▶ AIM OF THE EXERCISE: Reproduce each line exactly.

# start of PROVIDED ENTRIES

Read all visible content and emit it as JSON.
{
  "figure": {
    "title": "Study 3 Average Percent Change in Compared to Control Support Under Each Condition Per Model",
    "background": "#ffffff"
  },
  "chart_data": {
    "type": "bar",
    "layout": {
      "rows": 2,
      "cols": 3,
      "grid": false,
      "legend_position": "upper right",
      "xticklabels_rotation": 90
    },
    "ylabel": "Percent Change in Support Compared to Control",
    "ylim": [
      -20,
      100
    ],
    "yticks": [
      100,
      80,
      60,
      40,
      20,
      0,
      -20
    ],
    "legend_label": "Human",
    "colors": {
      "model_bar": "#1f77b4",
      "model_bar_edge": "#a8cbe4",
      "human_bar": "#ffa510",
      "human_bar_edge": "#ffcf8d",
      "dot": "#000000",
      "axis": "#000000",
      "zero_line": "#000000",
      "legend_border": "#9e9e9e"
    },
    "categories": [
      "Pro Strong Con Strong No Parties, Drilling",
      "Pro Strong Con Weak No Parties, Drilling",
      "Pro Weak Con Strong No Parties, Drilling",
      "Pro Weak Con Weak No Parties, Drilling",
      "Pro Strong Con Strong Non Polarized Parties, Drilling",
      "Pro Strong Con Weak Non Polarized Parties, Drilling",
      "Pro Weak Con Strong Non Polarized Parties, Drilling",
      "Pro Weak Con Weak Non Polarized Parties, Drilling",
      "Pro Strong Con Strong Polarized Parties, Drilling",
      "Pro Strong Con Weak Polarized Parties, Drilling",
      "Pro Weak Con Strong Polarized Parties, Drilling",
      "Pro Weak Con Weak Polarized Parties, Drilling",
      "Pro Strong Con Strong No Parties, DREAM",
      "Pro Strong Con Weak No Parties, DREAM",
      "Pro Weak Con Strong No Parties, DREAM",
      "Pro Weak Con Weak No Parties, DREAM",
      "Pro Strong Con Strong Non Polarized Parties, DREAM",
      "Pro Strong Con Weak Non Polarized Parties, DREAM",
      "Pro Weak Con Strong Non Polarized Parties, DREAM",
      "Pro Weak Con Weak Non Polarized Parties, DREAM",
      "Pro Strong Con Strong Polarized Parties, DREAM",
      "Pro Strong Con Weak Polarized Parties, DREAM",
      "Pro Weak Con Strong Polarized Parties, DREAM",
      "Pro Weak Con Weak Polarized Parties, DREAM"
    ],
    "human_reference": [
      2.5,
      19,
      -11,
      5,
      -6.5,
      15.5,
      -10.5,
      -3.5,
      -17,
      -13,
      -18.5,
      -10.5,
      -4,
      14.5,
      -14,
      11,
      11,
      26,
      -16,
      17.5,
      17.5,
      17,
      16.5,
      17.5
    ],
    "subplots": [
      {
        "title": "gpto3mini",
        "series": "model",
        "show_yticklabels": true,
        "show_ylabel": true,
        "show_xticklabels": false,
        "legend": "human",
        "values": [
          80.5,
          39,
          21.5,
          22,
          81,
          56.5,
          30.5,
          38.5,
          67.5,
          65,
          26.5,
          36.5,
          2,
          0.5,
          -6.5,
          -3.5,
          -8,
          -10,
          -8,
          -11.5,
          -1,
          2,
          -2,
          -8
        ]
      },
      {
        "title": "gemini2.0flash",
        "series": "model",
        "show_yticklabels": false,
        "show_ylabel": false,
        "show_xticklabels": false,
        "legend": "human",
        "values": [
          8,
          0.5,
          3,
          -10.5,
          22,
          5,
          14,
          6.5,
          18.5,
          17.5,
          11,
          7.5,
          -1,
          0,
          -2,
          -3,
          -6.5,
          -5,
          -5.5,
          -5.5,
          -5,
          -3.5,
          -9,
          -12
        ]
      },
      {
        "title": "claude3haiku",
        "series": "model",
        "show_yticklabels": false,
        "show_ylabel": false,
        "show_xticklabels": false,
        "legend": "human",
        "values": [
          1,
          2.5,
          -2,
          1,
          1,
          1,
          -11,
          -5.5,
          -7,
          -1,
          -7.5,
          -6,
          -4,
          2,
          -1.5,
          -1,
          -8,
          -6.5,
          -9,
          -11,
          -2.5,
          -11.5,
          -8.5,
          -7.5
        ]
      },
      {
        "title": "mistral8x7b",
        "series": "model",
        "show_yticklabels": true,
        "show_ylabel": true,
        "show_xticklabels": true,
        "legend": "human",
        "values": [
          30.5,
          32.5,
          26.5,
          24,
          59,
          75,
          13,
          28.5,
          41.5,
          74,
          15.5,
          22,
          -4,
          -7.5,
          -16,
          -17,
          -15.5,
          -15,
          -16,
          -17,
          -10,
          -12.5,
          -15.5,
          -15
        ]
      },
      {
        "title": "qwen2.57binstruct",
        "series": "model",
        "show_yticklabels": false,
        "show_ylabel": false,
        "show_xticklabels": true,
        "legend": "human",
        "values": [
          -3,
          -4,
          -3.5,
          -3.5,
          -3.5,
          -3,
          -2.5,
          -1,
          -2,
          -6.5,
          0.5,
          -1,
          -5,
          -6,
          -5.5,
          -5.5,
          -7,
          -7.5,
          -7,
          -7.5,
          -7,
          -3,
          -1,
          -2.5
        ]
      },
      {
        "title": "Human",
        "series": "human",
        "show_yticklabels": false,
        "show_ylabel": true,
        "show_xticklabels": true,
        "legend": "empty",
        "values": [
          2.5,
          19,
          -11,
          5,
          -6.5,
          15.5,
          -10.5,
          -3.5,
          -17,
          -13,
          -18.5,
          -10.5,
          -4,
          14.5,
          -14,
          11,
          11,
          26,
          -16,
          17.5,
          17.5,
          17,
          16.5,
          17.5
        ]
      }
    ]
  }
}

# end of PROVIDED ENTRIES

▶ FINISHED TASK:
Read all visible content and emit it as JSON.
{
  "figure": {
    "title": "Study 3 Average Percent Change in Compared to Control Support Under Each Condition Per Model",
    "background": "#ffffff"
  },
  "chart_data": {
    "type": "bar",
    "layout": {
      "rows": 2,
      "cols": 3,
      "grid": false,
      "legend_position": "upper right",
      "xticklabels_rotation": 90
    },
    "ylabel": "Percent Change in Support Compared to Control",
    "ylim": [
      -20,
      100
    ],
    "yticks": [
      100,
      80,
      60,
      40,
      20,
      0,
      -20
    ],
    "legend_label": "Human",
    "colors": {
      "model_bar": "#1f77b4",
      "model_bar_edge": "#a8cbe4",
      "human_bar": "#ffa510",
      "human_bar_edge": "#ffcf8d",
      "dot": "#000000",
      "axis": "#000000",
      "zero_line": "#000000",
      "legend_border": "#9e9e9e"
    },
    "categories": [
      "Pro Strong Con Strong No Parties, Drilling",
      "Pro Strong Con Weak No Parties, Drilling",
      "Pro Weak Con Strong No Parties, Drilling",
      "Pro Weak Con Weak No Parties, Drilling",
      "Pro Strong Con Strong Non Polarized Parties, Drilling",
      "Pro Strong Con Weak Non Polarized Parties, Drilling",
      "Pro Weak Con Strong Non Polarized Parties, Drilling",
      "Pro Weak Con Weak Non Polarized Parties, Drilling",
      "Pro Strong Con Strong Polarized Parties, Drilling",
      "Pro Strong Con Weak Polarized Parties, Drilling",
      "Pro Weak Con Strong Polarized Parties, Drilling",
      "Pro Weak Con Weak Polarized Parties, Drilling",
      "Pro Strong Con Strong No Parties, DREAM",
      "Pro Strong Con Weak No Parties, DREAM",
      "Pro Weak Con Strong No Parties, DREAM",
      "Pro Weak Con Weak No Parties, DREAM",
      "Pro Strong Con Strong Non Polarized Parties, DREAM",
      "Pro Strong Con Weak Non Polarized Parties, DREAM",
      "Pro Weak Con Strong Non Polarized Parties, DREAM",
      "Pro Weak Con Weak Non Polarized Parties, DREAM",
      "Pro Strong Con Strong Polarized Parties, DREAM",
      "Pro Strong Con Weak Polarized Parties, DREAM",
      "Pro Weak Con Strong Polarized Parties, DREAM",
      "Pro Weak Con Weak Polarized Parties, DREAM"
    ],
    "human_reference": [
      2.5,
      19,
      -11,
      5,
      -6.5,
      15.5,
      -10.5,
      -3.5,
      -17,
      -13,
      -18.5,
      -10.5,
      -4,
      14.5,
      -14,
      11,
      11,
      26,
      -16,
      17.5,
      17.5,
      17,
      16.5,
      17.5
    ],
    "subplots": [
      {
        "title": "gpto3mini",
        "series": "model",
        "show_yticklabels": true,
        "show_ylabel": true,
        "show_xticklabels": false,
        "legend": "human",
        "values": [
          80.5,
          39,
          21.5,
          22,
          81,
          56.5,
          30.5,
          38.5,
          67.5,
          65,
          26.5,
          36.5,
          2,
          0.5,
          -6.5,
          -3.5,
          -8,
          -10,
          -8,
          -11.5,
          -1,
          2,
          -2,
          -8
        ]
      },
      {
        "title": "gemini2.0flash",
        "series": "model",
        "show_yticklabels": false,
        "show_ylabel": false,
        "show_xticklabels": false,
        "legend": "human",
        "values": [
          8,
          0.5,
          3,
          -10.5,
          22,
          5,
          14,
          6.5,
          18.5,
          17.5,
          11,
          7.5,
          -1,
          0,
          -2,
          -3,
          -6.5,
          -5,
          -5.5,
          -5.5,
          -5,
          -3.5,
          -9,
          -12
        ]
      },
      {
        "title": "claude3haiku",
        "series": "model",
        "show_yticklabels": false,
        "show_ylabel": false,
        "show_xticklabels": false,
        "legend": "human",
        "values": [
          1,
          2.5,
          -2,
          1,
          1,
          1,
          -11,
          -5.5,
          -7,
          -1,
          -7.5,
          -6,
          -4,
          2,
          -1.5,
          -1,
          -8,
          -6.5,
          -9,
          -11,
          -2.5,
          -11.5,
          -8.5,
          -7.5
        ]
      },
      {
        "title": "mistral8x7b",
        "series": "model",
        "show_yticklabels": true,
        "show_ylabel": true,
        "show_xticklabels": true,
        "legend": "human",
        "values": [
          30.5,
          32.5,
          26.5,
          24,
          59,
          75,
          13,
          28.5,
          41.5,
          74,
          15.5,
          22,
          -4,
          -7.5,
          -16,
          -17,
          -15.5,
          -15,
          -16,
          -17,
          -10,
          -12.5,
          -15.5,
          -15
        ]
      },
      {
        "title": "qwen2.57binstruct",
        "series": "model",
        "show_yticklabels": false,
        "show_ylabel": false,
        "show_xticklabels": true,
        "legend": "human",
        "values": [
          -3,
          -4,
          -3.5,
          -3.5,
          -3.5,
          -3,
          -2.5,
          -1,
          -2,
          -6.5,
          0.5,
          -1,
          -5,
          -6,
          -5.5,
          -5.5,
          -7,
          -7.5,
          -7,
          -7.5,
          -7,
          -3,
          -1,
          -2.5
        ]
      },
      {
        "title": "Human",
        "series": "human",
        "show_yticklabels": false,
        "show_ylabel": true,
        "show_xticklabels": true,
        "legend": "empty",
        "values": [
          2.5,
          19,
          -11,
          5,
          -6.5,
          15.5,
          -10.5,
          -3.5,
          -17,
          -13,
          -18.5,
          -10.5,
          -4,
          14.5,
          -14,
          11,
          11,
          26,
          -16,
          17.5,
          17.5,
          17,
          16.5,
          17.5
        ]
      }
    ]
  }
}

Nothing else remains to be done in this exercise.